| Task to carry out |
Reproduce all entries verbatim, with nothing added or dropped.
═════ Source material
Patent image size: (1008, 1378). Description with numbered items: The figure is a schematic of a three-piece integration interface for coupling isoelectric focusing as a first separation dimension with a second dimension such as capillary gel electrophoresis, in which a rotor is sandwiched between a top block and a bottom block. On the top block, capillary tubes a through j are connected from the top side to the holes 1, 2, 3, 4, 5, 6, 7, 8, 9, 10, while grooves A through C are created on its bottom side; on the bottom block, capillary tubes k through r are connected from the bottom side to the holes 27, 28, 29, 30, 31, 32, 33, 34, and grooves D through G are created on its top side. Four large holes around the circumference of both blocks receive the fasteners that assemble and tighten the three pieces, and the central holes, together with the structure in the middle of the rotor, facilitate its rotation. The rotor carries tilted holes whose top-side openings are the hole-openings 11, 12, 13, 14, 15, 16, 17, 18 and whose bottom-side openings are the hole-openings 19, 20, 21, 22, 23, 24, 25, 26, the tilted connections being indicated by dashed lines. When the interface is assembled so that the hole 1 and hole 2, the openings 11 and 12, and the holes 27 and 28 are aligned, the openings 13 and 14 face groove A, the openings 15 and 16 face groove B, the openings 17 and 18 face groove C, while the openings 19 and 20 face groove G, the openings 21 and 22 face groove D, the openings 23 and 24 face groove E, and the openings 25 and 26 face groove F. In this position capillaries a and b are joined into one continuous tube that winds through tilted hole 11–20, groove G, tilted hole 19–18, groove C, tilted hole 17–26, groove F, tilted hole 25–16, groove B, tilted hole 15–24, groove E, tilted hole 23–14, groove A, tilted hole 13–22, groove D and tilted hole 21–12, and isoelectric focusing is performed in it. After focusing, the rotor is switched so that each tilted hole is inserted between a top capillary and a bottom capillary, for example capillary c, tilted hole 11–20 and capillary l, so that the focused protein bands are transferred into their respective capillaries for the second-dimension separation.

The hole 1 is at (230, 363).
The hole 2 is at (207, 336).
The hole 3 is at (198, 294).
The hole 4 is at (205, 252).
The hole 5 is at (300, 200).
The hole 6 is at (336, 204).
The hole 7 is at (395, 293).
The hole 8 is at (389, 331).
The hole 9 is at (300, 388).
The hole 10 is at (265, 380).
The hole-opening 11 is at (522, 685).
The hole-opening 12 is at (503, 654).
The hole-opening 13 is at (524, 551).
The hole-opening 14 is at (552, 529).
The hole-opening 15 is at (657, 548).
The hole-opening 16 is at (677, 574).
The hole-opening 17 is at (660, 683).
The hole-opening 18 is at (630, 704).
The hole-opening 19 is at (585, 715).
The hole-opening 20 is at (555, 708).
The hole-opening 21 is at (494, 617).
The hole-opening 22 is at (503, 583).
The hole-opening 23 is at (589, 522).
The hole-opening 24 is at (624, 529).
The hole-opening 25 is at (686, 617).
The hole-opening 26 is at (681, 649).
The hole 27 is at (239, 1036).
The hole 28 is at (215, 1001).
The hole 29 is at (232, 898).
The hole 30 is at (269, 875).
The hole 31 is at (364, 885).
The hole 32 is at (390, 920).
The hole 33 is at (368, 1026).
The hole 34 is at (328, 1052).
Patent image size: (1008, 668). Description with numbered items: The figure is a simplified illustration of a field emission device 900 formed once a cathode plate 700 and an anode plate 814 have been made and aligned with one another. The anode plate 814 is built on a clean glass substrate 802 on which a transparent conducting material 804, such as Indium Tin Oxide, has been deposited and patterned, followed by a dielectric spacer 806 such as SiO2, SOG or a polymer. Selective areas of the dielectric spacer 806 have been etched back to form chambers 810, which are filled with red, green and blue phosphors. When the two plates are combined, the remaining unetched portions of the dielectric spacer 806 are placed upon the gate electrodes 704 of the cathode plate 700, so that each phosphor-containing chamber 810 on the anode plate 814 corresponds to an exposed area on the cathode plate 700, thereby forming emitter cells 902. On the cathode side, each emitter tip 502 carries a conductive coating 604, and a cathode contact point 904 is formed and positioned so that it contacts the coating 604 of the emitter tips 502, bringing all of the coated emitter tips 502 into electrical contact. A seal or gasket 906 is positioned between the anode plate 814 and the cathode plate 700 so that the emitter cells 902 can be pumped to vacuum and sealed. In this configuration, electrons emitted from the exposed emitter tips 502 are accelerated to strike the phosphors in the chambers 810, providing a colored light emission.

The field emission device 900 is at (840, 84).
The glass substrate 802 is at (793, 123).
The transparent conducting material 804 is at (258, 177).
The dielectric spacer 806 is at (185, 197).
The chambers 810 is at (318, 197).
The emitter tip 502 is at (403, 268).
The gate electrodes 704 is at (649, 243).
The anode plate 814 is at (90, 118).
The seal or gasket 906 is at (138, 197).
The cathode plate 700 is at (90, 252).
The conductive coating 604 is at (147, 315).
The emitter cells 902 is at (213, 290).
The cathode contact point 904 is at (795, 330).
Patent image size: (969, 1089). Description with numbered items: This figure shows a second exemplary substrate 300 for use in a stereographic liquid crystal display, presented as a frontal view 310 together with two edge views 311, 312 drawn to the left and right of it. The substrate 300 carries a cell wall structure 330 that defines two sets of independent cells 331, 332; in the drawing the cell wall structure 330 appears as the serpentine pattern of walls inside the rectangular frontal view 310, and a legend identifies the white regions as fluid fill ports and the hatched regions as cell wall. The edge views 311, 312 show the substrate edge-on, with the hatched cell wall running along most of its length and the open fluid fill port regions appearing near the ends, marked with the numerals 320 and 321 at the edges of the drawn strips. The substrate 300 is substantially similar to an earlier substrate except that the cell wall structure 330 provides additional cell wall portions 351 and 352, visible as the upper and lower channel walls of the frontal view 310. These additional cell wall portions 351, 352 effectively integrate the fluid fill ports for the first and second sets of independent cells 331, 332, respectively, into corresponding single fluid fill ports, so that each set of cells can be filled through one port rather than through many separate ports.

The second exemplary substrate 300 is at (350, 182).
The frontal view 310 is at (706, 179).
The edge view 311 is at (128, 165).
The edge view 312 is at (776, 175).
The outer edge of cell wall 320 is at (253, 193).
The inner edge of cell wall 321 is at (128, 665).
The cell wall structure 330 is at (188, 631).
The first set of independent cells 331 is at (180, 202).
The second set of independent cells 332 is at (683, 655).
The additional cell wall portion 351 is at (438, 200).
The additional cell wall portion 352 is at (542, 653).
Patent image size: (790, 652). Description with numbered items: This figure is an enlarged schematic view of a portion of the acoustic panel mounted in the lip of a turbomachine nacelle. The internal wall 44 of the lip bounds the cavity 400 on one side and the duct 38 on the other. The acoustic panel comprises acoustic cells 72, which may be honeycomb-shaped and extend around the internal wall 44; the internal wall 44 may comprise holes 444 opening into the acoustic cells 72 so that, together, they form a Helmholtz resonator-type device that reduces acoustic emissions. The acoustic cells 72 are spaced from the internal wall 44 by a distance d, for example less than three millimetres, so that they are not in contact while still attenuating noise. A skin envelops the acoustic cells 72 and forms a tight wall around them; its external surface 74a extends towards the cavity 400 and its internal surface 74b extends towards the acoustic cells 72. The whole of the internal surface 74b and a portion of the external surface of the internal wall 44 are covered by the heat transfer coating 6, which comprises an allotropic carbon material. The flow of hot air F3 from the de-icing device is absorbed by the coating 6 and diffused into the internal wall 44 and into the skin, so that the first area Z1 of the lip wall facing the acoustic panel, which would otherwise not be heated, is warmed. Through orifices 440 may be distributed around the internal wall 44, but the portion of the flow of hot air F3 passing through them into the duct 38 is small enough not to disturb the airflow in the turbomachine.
══════════
| The completed task |
Patent image size: (1008, 1378). Description with numbered items: The figure is a schematic of a three-piece integration interface for coupling isoelectric focusing as a first separation dimension with a second dimension such as capillary gel electrophoresis, in which a rotor is sandwiched between a top block and a bottom block. On the top block, capillary tubes a through j are connected from the top side to the holes 1, 2, 3, 4, 5, 6, 7, 8, 9, 10, while grooves A through C are created on its bottom side; on the bottom block, capillary tubes k through r are connected from the bottom side to the holes 27, 28, 29, 30, 31, 32, 33, 34, and grooves D through G are created on its top side. Four large holes around the circumference of both blocks receive the fasteners that assemble and tighten the three pieces, and the central holes, together with the structure in the middle of the rotor, facilitate its rotation. The rotor carries tilted holes whose top-side openings are the hole-openings 11, 12, 13, 14, 15, 16, 17, 18 and whose bottom-side openings are the hole-openings 19, 20, 21, 22, 23, 24, 25, 26, the tilted connections being indicated by dashed lines. When the interface is assembled so that the hole 1 and hole 2, the openings 11 and 12, and the holes 27 and 28 are aligned, the openings 13 and 14 face groove A, the openings 15 and 16 face groove B, the openings 17 and 18 face groove C, while the openings 19 and 20 face groove G, the openings 21 and 22 face groove D, the openings 23 and 24 face groove E, and the openings 25 and 26 face groove F. In this position capillaries a and b are joined into one continuous tube that winds through tilted hole 11–20, groove G, tilted hole 19–18, groove C, tilted hole 17–26, groove F, tilted hole 25–16, groove B, tilted hole 15–24, groove E, tilted hole 23–14, groove A, tilted hole 13–22, groove D and tilted hole 21–12, and isoelectric focusing is performed in it. After focusing, the rotor is switched so that each tilted hole is inserted between a top capillary and a bottom capillary, for example capillary c, tilted hole 11–20 and capillary l, so that the focused protein bands are transferred into their respective capillaries for the second-dimension separation.

The hole 1 is at (230, 363).
The hole 2 is at (207, 336).
The hole 3 is at (198, 294).
The hole 4 is at (205, 252).
The hole 5 is at (300, 200).
The hole 6 is at (336, 204).
The hole 7 is at (395, 293).
The hole 8 is at (389, 331).
The hole 9 is at (300, 388).
The hole 10 is at (265, 380).
The hole-opening 11 is at (522, 685).
The hole-opening 12 is at (503, 654).
The hole-opening 13 is at (524, 551).
The hole-opening 14 is at (552, 529).
The hole-opening 15 is at (657, 548).
The hole-opening 16 is at (677, 574).
The hole-opening 17 is at (660, 683).
The hole-opening 18 is at (630, 704).
The hole-opening 19 is at (585, 715).
The hole-opening 20 is at (555, 708).
The hole-opening 21 is at (494, 617).
The hole-opening 22 is at (503, 583).
The hole-opening 23 is at (589, 522).
The hole-opening 24 is at (624, 529).
The hole-opening 25 is at (686, 617).
The hole-opening 26 is at (681, 649).
The hole 27 is at (239, 1036).
The hole 28 is at (215, 1001).
The hole 29 is at (232, 898).
The hole 30 is at (269, 875).
The hole 31 is at (364, 885).
The hole 32 is at (390, 920).
The hole 33 is at (368, 1026).
The hole 34 is at (328, 1052).
Patent image size: (1008, 668). Description with numbered items: The figure is a simplified illustration of a field emission device 900 formed once a cathode plate 700 and an anode plate 814 have been made and aligned with one another. The anode plate 814 is built on a clean glass substrate 802 on which a transparent conducting material 804, such as Indium Tin Oxide, has been deposited and patterned, followed by a dielectric spacer 806 such as SiO2, SOG or a polymer. Selective areas of the dielectric spacer 806 have been etched back to form chambers 810, which are filled with red, green and blue phosphors. When the two plates are combined, the remaining unetched portions of the dielectric spacer 806 are placed upon the gate electrodes 704 of the cathode plate 700, so that each phosphor-containing chamber 810 on the anode plate 814 corresponds to an exposed area on the cathode plate 700, thereby forming emitter cells 902. On the cathode side, each emitter tip 502 carries a conductive coating 604, and a cathode contact point 904 is formed and positioned so that it contacts the coating 604 of the emitter tips 502, bringing all of the coated emitter tips 502 into electrical contact. A seal or gasket 906 is positioned between the anode plate 814 and the cathode plate 700 so that the emitter cells 902 can be pumped to vacuum and sealed. In this configuration, electrons emitted from the exposed emitter tips 502 are accelerated to strike the phosphors in the chambers 810, providing a colored light emission.

The field emission device 900 is at (840, 84).
The glass substrate 802 is at (793, 123).
The transparent conducting material 804 is at (258, 177).
The dielectric spacer 806 is at (185, 197).
The chambers 810 is at (318, 197).
The emitter tip 502 is at (403, 268).
The gate electrodes 704 is at (649, 243).
The anode plate 814 is at (90, 118).
The seal or gasket 906 is at (138, 197).
The cathode plate 700 is at (90, 252).
The conductive coating 604 is at (147, 315).
The emitter cells 902 is at (213, 290).
The cathode contact point 904 is at (795, 330).
Patent image size: (969, 1089). Description with numbered items: This figure shows a second exemplary substrate 300 for use in a stereographic liquid crystal display, presented as a frontal view 310 together with two edge views 311, 312 drawn to the left and right of it. The substrate 300 carries a cell wall structure 330 that defines two sets of independent cells 331, 332; in the drawing the cell wall structure 330 appears as the serpentine pattern of walls inside the rectangular frontal view 310, and a legend identifies the white regions as fluid fill ports and the hatched regions as cell wall. The edge views 311, 312 show the substrate edge-on, with the hatched cell wall running along most of its length and the open fluid fill port regions appearing near the ends, marked with the numerals 320 and 321 at the edges of the drawn strips. The substrate 300 is substantially similar to an earlier substrate except that the cell wall structure 330 provides additional cell wall portions 351 and 352, visible as the upper and lower channel walls of the frontal view 310. These additional cell wall portions 351, 352 effectively integrate the fluid fill ports for the first and second sets of independent cells 331, 332, respectively, into corresponding single fluid fill ports, so that each set of cells can be filled through one port rather than through many separate ports.

The second exemplary substrate 300 is at (350, 182).
The frontal view 310 is at (706, 179).
The edge view 311 is at (128, 165).
The edge view 312 is at (776, 175).
The outer edge of cell wall 320 is at (253, 193).
The inner edge of cell wall 321 is at (128, 665).
The cell wall structure 330 is at (188, 631).
The first set of independent cells 331 is at (180, 202).
The second set of independent cells 332 is at (683, 655).
The additional cell wall portion 351 is at (438, 200).
The additional cell wall portion 352 is at (542, 653).
Patent image size: (790, 652). Description with numbered items: This figure is an enlarged schematic view of a portion of the acoustic panel mounted in the lip of a turbomachine nacelle. The internal wall 44 of the lip bounds the cavity 400 on one side and the duct 38 on the other. The acoustic panel comprises acoustic cells 72, which may be honeycomb-shaped and extend around the internal wall 44; the internal wall 44 may comprise holes 444 opening into the acoustic cells 72 so that, together, they form a Helmholtz resonator-type device that reduces acoustic emissions. The acoustic cells 72 are spaced from the internal wall 44 by a distance d, for example less than three millimetres, so that they are not in contact while still attenuating noise. A skin envelops the acoustic cells 72 and forms a tight wall around them; its external surface 74a extends towards the cavity 400 and its internal surface 74b extends towards the acoustic cells 72. The whole of the internal surface 74b and a portion of the external surface of the internal wall 44 are covered by the heat transfer coating 6, which comprises an allotropic carbon material. The flow of hot air F3 from the de-icing device is absorbed by the coating 6 and diffused into the internal wall 44 and into the skin, so that the first area Z1 of the lip wall facing the acoustic panel, which would otherwise not be heated, is warmed. Through orifices 440 may be distributed around the internal wall 44, but the portion of the flow of hot air F3 passing through them into the duct 38 is small enough not to disturb the airflow in the turbomachine.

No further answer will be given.